═════ SOURCE DOCUMENT

Gran Premio di Poggiana

Race details
- Date: August
- Region: Poggiana
- Discipline: Road race
- Competition: UCI Europe Tour
- Type: Single day race
- Web site: www.gppoggiana.net

History
- First edition: 1975
- Editions: 50 (as of 2026)
- First winner: Luigi Trevellin (ITA)
- Most wins: Mattia Cattaneo (ITA) 2 wins
- Most recent: Nicolas Milesi (ITA)

= Gran Premio di Poggiana =

Italian one-day cycling race

The Gran Premio Sportivi di Poggiana is a professional one day cycling race held annually in Poggiana, Italy. It has been part of the UCI Europe Tour since 2011 in category 1.2U.

══════════
═════ TASK INPUT

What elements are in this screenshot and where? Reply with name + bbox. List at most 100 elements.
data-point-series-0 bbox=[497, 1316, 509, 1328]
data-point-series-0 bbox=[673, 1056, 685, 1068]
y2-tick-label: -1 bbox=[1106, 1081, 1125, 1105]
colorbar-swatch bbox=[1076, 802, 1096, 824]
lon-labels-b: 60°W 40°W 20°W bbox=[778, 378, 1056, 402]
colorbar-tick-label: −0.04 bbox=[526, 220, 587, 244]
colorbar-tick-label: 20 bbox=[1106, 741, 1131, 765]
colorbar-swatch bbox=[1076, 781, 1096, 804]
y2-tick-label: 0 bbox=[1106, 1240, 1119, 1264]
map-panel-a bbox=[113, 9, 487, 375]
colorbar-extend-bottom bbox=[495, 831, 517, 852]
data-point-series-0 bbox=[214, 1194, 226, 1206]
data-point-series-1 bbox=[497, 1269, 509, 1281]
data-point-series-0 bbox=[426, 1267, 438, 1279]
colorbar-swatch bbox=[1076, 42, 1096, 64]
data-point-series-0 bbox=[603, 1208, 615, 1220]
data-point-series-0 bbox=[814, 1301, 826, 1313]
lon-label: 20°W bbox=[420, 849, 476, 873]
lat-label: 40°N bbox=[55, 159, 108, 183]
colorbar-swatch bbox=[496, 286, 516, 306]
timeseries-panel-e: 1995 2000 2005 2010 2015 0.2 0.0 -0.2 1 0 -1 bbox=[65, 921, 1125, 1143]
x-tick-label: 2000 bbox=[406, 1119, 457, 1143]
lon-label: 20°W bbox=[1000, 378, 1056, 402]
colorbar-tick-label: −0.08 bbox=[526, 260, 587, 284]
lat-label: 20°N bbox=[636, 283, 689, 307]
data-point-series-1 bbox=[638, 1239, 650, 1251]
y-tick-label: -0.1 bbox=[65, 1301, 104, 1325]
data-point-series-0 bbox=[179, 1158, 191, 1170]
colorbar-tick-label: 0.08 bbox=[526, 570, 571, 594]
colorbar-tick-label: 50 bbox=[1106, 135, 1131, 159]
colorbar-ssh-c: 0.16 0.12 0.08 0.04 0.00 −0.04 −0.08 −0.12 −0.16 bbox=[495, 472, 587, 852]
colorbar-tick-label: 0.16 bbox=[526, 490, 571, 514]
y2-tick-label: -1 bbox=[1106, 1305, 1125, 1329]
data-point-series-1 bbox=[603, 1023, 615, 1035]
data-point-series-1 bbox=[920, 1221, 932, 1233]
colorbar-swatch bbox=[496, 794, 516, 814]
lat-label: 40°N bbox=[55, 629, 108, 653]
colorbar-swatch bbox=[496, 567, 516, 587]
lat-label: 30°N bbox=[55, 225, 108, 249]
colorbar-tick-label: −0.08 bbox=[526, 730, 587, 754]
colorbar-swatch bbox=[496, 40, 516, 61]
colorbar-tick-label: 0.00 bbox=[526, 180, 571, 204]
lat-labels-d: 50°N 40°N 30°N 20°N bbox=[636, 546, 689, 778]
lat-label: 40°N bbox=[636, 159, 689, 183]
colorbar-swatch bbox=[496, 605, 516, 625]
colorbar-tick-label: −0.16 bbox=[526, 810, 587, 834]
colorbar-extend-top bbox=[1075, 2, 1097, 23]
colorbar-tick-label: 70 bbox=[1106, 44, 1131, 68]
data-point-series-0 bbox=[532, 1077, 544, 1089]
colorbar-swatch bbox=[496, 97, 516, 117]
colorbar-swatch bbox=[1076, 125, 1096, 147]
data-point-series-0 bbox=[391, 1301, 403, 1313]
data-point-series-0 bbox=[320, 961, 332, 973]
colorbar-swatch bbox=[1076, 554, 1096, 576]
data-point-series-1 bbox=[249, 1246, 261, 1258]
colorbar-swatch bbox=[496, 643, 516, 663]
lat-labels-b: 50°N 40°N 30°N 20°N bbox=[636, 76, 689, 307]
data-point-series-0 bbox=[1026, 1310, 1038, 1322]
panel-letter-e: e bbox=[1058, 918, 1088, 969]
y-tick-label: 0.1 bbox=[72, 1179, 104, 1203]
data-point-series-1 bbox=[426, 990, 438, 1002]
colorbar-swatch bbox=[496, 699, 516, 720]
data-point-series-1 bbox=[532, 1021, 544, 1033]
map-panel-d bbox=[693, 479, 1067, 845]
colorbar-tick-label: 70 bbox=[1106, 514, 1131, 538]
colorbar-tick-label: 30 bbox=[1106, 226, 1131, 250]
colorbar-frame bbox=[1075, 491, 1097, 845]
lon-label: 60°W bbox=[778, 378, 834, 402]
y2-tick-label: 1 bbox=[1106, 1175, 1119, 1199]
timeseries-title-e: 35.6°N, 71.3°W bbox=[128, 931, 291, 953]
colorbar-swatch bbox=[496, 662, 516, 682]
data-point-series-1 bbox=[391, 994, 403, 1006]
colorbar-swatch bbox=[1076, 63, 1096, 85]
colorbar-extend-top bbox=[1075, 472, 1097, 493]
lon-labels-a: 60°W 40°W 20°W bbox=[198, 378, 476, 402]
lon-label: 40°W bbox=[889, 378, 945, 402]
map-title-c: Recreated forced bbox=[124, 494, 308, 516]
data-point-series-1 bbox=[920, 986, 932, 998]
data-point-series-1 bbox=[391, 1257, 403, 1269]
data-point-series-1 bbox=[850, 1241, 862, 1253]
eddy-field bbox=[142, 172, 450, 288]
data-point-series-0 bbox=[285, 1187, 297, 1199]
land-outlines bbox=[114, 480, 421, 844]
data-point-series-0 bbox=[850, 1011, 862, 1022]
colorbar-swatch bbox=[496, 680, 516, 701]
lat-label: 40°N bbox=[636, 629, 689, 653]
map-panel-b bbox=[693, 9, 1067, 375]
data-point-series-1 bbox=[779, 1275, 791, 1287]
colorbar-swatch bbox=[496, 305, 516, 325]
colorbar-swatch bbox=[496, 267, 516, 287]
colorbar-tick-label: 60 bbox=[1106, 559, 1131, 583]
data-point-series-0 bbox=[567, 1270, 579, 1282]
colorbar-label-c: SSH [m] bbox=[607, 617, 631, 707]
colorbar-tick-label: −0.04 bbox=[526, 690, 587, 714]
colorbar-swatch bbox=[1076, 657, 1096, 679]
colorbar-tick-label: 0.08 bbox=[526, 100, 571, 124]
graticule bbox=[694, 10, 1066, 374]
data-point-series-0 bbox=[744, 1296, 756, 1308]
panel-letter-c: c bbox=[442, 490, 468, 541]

══════════

▶ LIST OF TASKS:
- a) Answer these questions using the page on the Gran Premio di Poggiana:
(i) In what year was the first edition held?
(ii) Which rider won the first edition?
(iii) Since what year has the race been part of the UCI Europe Tour?
- b) Collect every line of the entries that contains the string "extend", matching case exactly.

▶ THE SOLUTIONS:
- a)
(i) 1975
(ii) Luigi Trevellin (ITA)
(iii) 2011

- b)
colorbar-extend-bottom bbox=[495, 831, 517, 852]
colorbar-extend-top bbox=[1075, 2, 1097, 23]
colorbar-extend-top bbox=[1075, 472, 1097, 493]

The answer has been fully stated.